## Supplied material:

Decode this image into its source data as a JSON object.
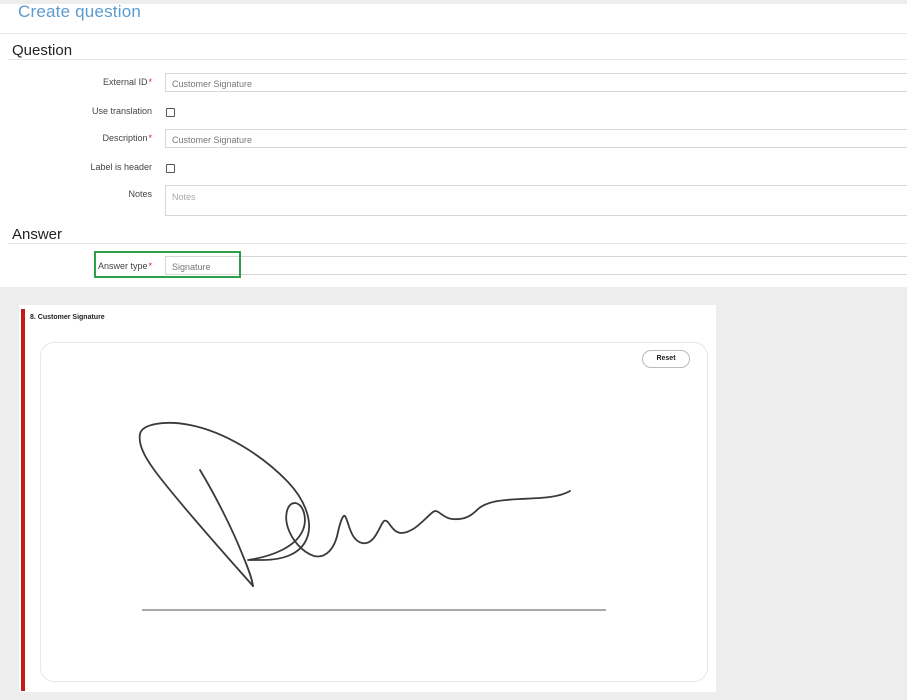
{
  "header": {
    "title": "Create question"
  },
  "question_section": {
    "title": "Question",
    "external_id": {
      "label": "External ID",
      "required_mark": "*",
      "value": "Customer Signature"
    },
    "use_translation": {
      "label": "Use translation",
      "checked": false
    },
    "description": {
      "label": "Description",
      "required_mark": "*",
      "value": "Customer Signature"
    },
    "label_is_header": {
      "label": "Label is header",
      "checked": false
    },
    "notes": {
      "label": "Notes",
      "value": "",
      "placeholder": "Notes"
    }
  },
  "answer_section": {
    "title": "Answer",
    "answer_type": {
      "label": "Answer type",
      "required_mark": "*",
      "value": "Signature"
    },
    "highlight_color": "#2e9e4b"
  },
  "signature_preview": {
    "question_label": "8. Customer Signature",
    "reset_label": "Reset",
    "accent_color": "#c41a1a"
  }
}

## Given task:
Reproduce the material above in full, exactly, with no images.

## Solution:
Decode this image into its source data as a JSON object.
{
  "header": {
    "title": "Create question"
  },
  "question_section": {
    "title": "Question",
    "external_id": {
      "label": "External ID",
      "required_mark": "*",
      "value": "Customer Signature"
    },
    "use_translation": {
      "label": "Use translation",
      "checked": false
    },
    "description": {
      "label": "Description",
      "required_mark": "*",
      "value": "Customer Signature"
    },
    "label_is_header": {
      "label": "Label is header",
      "checked": false
    },
    "notes": {
      "label": "Notes",
      "value": "",
      "placeholder": "Notes"
    }
  },
  "answer_section": {
    "title": "Answer",
    "answer_type": {
      "label": "Answer type",
      "required_mark": "*",
      "value": "Signature"
    },
    "highlight_color": "#2e9e4b"
  },
  "signature_preview": {
    "question_label": "8. Customer Signature",
    "reset_label": "Reset",
    "accent_color": "#c41a1a"
  }
}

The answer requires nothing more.